Task prompt: Keep only the lines where "Edistetään" appears.

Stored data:
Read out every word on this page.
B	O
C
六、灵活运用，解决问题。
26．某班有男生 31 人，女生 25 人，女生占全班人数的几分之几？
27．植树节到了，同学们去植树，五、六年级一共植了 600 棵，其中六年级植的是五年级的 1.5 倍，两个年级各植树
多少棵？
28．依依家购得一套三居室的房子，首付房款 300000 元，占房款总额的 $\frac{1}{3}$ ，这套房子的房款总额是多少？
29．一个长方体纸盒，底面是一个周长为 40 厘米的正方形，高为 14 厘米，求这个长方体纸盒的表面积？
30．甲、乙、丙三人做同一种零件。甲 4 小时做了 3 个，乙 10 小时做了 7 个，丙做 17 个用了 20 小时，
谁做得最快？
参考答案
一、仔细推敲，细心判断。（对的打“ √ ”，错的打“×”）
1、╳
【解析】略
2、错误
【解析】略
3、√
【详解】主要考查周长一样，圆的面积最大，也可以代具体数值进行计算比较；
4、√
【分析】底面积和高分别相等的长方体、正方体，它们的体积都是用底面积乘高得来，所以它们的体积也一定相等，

* * *

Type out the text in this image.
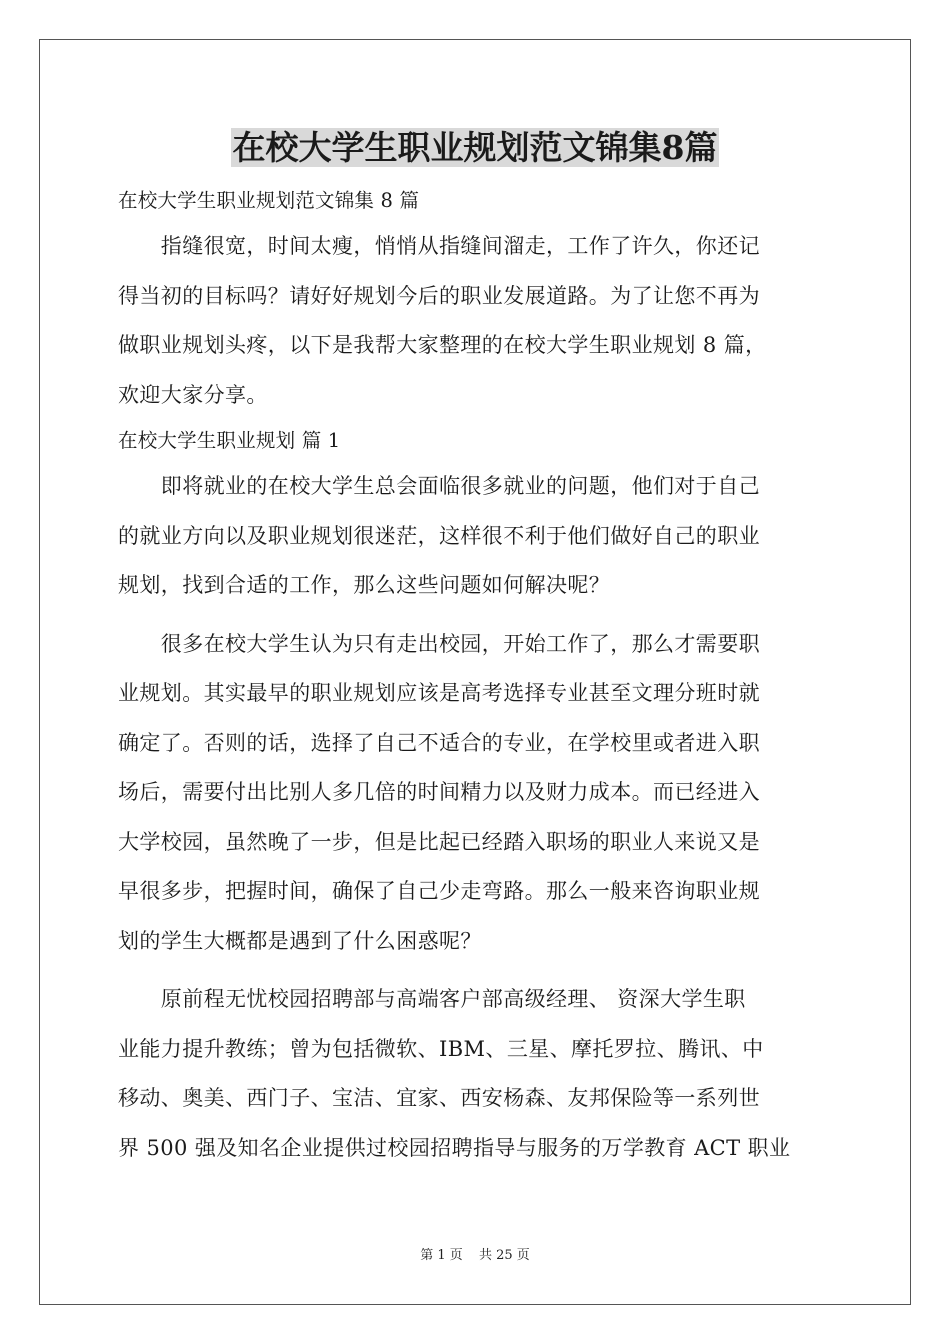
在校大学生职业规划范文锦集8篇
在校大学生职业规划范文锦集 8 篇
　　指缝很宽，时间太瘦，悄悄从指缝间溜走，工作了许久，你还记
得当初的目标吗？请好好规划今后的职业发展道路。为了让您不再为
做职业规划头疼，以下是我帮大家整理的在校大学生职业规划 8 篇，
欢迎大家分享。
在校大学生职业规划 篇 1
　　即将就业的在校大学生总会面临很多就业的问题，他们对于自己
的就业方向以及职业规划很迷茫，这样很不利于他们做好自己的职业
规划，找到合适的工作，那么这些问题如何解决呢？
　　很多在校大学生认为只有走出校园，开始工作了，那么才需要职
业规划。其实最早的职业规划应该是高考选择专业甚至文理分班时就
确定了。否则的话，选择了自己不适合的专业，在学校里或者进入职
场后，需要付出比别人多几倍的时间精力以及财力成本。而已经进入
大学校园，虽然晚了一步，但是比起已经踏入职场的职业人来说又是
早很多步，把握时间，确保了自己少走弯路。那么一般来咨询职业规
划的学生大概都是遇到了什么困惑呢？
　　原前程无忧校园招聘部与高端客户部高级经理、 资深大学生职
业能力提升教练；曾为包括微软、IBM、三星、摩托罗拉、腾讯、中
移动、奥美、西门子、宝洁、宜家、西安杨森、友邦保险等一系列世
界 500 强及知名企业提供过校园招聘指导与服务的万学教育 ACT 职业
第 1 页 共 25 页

* * *

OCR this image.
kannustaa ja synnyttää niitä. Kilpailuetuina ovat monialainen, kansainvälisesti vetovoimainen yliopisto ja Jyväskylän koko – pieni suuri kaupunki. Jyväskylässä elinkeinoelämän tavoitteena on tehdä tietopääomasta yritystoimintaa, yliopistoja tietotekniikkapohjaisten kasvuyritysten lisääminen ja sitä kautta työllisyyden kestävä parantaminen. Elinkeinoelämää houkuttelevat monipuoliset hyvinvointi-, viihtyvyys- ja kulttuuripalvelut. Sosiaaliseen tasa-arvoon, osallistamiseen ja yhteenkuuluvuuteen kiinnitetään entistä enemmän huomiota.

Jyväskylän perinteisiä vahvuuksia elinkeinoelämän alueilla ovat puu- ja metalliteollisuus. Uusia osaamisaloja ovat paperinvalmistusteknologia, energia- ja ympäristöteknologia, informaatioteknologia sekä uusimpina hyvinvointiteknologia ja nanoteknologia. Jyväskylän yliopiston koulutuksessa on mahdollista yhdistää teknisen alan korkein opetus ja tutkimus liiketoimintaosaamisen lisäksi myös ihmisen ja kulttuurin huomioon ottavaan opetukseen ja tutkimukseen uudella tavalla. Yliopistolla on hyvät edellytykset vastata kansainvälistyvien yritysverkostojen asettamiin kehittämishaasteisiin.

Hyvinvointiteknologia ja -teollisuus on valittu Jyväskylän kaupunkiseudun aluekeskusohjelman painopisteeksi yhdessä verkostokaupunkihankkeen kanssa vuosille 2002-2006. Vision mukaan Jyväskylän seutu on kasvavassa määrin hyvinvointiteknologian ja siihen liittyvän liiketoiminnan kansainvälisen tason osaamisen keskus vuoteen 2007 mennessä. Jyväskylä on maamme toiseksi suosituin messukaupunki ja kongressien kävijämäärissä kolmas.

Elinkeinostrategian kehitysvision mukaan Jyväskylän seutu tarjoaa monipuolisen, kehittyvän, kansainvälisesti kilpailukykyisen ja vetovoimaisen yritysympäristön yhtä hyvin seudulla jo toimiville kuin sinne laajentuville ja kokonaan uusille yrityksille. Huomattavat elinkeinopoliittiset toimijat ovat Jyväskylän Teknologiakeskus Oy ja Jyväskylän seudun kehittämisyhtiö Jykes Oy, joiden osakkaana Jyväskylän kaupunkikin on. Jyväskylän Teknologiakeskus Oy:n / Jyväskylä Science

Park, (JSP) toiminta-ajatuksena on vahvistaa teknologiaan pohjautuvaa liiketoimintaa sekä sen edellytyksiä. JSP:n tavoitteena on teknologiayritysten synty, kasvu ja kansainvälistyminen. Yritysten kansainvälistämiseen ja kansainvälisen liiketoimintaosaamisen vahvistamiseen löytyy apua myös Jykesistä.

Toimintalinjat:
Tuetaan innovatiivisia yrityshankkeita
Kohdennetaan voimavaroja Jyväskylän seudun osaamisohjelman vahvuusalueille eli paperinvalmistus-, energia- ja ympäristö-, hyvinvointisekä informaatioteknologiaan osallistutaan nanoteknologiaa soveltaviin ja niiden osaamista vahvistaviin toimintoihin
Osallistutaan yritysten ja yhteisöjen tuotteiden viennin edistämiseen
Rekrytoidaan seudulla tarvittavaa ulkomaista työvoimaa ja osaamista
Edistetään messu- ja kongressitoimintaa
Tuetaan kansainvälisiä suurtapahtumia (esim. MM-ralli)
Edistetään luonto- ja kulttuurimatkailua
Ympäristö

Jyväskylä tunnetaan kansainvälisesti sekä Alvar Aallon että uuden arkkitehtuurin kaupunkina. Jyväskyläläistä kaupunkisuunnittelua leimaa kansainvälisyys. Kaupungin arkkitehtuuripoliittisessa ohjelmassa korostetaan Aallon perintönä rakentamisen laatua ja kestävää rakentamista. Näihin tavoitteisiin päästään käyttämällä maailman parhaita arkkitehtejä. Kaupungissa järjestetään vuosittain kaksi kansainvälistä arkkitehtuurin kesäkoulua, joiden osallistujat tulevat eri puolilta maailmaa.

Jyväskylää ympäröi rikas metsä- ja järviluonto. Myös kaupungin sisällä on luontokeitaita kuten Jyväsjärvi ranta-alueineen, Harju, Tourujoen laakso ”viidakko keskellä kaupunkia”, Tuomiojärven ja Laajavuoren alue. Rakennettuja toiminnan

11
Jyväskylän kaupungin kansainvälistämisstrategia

Output:
Edistetään messu- ja kongressitoimintaa
Edistetään luonto- ja kulttuurimatkailua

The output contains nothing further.